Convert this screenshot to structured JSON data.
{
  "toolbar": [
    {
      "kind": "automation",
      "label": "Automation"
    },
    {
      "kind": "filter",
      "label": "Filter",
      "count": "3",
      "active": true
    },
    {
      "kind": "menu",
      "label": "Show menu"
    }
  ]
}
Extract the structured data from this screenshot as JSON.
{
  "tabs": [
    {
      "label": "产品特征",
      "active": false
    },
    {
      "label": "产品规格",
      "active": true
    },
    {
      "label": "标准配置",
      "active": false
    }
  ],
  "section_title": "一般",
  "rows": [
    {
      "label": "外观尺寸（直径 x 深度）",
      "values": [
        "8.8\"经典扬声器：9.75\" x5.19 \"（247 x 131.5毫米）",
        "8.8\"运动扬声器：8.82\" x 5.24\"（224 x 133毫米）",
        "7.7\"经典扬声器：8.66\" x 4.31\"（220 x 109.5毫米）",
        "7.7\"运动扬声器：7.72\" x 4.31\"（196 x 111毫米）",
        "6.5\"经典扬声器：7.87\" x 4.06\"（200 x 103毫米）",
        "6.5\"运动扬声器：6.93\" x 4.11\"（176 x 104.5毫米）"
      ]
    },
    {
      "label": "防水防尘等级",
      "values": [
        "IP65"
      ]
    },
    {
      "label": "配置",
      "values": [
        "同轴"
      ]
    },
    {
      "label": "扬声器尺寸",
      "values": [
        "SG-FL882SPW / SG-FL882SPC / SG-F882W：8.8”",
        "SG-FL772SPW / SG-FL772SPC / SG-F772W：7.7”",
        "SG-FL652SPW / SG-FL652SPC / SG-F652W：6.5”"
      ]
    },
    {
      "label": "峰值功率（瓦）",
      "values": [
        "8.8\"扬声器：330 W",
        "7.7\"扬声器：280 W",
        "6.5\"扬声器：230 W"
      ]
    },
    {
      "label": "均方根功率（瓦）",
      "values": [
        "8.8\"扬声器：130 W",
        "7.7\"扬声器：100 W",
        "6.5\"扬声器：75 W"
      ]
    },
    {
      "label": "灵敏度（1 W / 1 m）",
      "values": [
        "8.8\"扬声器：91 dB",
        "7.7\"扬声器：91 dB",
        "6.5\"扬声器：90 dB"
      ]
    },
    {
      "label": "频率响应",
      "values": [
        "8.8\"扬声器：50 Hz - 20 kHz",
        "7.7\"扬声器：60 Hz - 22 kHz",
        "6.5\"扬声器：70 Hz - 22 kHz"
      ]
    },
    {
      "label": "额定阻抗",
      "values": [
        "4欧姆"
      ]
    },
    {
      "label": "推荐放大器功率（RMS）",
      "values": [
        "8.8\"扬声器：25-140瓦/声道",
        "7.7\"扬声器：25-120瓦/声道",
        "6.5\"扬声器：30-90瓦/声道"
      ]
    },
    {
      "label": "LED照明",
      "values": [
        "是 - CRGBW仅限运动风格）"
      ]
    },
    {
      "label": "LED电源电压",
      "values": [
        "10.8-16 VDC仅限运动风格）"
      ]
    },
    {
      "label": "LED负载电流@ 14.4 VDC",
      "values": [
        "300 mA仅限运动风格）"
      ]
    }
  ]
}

==*==

● **GOAL OF THE EXERCISE**:
Search the entries for the word "经典扬声器", then gather every line that has it.

● **EXERCISE RESULT**:
        "8.8\"经典扬声器：9.75\" x5.19 \"（247 x 131.5毫米）",
        "7.7\"经典扬声器：8.66\" x 4.31\"（220 x 109.5毫米）",
        "6.5\"经典扬声器：7.87\" x 4.06\"（200 x 103毫米）",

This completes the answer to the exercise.